GIVEN REQUEST: Transcribe the whole listing without a single picture.

Data records
*-*-*

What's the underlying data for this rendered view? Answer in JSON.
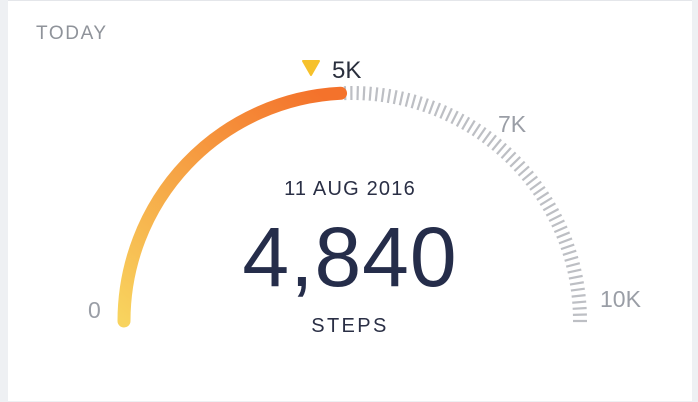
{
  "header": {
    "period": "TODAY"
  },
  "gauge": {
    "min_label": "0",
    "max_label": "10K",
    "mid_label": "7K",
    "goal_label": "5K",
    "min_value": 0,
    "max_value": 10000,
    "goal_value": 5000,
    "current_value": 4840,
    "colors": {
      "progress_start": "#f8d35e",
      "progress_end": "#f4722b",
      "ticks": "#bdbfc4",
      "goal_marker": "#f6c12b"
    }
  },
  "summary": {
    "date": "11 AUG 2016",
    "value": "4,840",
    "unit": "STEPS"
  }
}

*-*-*

FINAL RESULT:
What's the underlying data for this rendered view? Answer in JSON.
{
  "header": {
    "period": "TODAY"
  },
  "gauge": {
    "min_label": "0",
    "max_label": "10K",
    "mid_label": "7K",
    "goal_label": "5K",
    "min_value": 0,
    "max_value": 10000,
    "goal_value": 5000,
    "current_value": 4840,
    "colors": {
      "progress_start": "#f8d35e",
      "progress_end": "#f4722b",
      "ticks": "#bdbfc4",
      "goal_marker": "#f6c12b"
    }
  },
  "summary": {
    "date": "11 AUG 2016",
    "value": "4,840",
    "unit": "STEPS"
  }
}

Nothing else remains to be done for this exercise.